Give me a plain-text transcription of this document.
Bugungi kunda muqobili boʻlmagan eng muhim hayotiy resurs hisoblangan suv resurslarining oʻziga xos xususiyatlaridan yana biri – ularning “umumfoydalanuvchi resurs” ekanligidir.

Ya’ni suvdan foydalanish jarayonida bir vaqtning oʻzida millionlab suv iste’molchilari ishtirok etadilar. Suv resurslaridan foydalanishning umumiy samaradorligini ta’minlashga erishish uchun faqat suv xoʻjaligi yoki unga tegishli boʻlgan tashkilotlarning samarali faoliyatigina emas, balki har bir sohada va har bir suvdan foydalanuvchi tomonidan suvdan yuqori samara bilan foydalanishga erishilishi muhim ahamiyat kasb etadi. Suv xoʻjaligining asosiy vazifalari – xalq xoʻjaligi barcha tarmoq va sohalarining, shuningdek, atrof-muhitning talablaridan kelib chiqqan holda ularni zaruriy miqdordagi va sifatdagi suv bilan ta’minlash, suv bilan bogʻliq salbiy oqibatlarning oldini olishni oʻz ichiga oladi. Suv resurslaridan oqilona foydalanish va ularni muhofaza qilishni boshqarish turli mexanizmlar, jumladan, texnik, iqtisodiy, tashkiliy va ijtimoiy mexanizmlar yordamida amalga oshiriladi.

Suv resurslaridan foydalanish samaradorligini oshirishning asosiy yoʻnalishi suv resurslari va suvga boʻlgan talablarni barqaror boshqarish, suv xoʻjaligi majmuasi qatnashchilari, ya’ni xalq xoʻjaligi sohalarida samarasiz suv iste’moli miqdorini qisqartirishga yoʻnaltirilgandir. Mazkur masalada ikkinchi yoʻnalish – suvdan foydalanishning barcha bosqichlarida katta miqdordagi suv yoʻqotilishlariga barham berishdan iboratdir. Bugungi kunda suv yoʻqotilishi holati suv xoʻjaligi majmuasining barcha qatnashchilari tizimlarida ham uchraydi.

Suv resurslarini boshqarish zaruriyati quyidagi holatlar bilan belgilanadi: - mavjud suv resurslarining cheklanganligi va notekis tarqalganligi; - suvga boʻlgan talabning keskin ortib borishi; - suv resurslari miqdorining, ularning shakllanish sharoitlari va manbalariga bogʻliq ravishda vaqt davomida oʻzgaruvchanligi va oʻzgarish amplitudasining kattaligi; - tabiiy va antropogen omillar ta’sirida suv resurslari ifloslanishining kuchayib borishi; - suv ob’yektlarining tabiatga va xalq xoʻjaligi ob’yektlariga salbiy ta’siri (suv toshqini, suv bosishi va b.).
————————
## REQUIRED TASK
Reproduce each entry word for word.

## SOLUTION TO THIS EXERCISE
Give me a plain-text transcription of this document.
Bugungi kunda muqobili boʻlmagan eng muhim hayotiy resurs hisoblangan suv resurslarining oʻziga xos xususiyatlaridan yana biri – ularning “umumfoydalanuvchi resurs” ekanligidir.

Ya’ni suvdan foydalanish jarayonida bir vaqtning oʻzida millionlab suv iste’molchilari ishtirok etadilar. Suv resurslaridan foydalanishning umumiy samaradorligini ta’minlashga erishish uchun faqat suv xoʻjaligi yoki unga tegishli boʻlgan tashkilotlarning samarali faoliyatigina emas, balki har bir sohada va har bir suvdan foydalanuvchi tomonidan suvdan yuqori samara bilan foydalanishga erishilishi muhim ahamiyat kasb etadi. Suv xoʻjaligining asosiy vazifalari – xalq xoʻjaligi barcha tarmoq va sohalarining, shuningdek, atrof-muhitning talablaridan kelib chiqqan holda ularni zaruriy miqdordagi va sifatdagi suv bilan ta’minlash, suv bilan bogʻliq salbiy oqibatlarning oldini olishni oʻz ichiga oladi. Suv resurslaridan oqilona foydalanish va ularni muhofaza qilishni boshqarish turli mexanizmlar, jumladan, texnik, iqtisodiy, tashkiliy va ijtimoiy mexanizmlar yordamida amalga oshiriladi.

Suv resurslaridan foydalanish samaradorligini oshirishning asosiy yoʻnalishi suv resurslari va suvga boʻlgan talablarni barqaror boshqarish, suv xoʻjaligi majmuasi qatnashchilari, ya’ni xalq xoʻjaligi sohalarida samarasiz suv iste’moli miqdorini qisqartirishga yoʻnaltirilgandir. Mazkur masalada ikkinchi yoʻnalish – suvdan foydalanishning barcha bosqichlarida katta miqdordagi suv yoʻqotilishlariga barham berishdan iboratdir. Bugungi kunda suv yoʻqotilishi holati suv xoʻjaligi majmuasining barcha qatnashchilari tizimlarida ham uchraydi.

Suv resurslarini boshqarish zaruriyati quyidagi holatlar bilan belgilanadi: - mavjud suv resurslarining cheklanganligi va notekis tarqalganligi; - suvga boʻlgan talabning keskin ortib borishi; - suv resurslari miqdorining, ularning shakllanish sharoitlari va manbalariga bogʻliq ravishda vaqt davomida oʻzgaruvchanligi va oʻzgarish amplitudasining kattaligi; - tabiiy va antropogen omillar ta’sirida suv resurslari ifloslanishining kuchayib borishi; - suv ob’yektlarining tabiatga va xalq xoʻjaligi ob’yektlariga salbiy ta’siri (suv toshqini, suv bosishi va b.).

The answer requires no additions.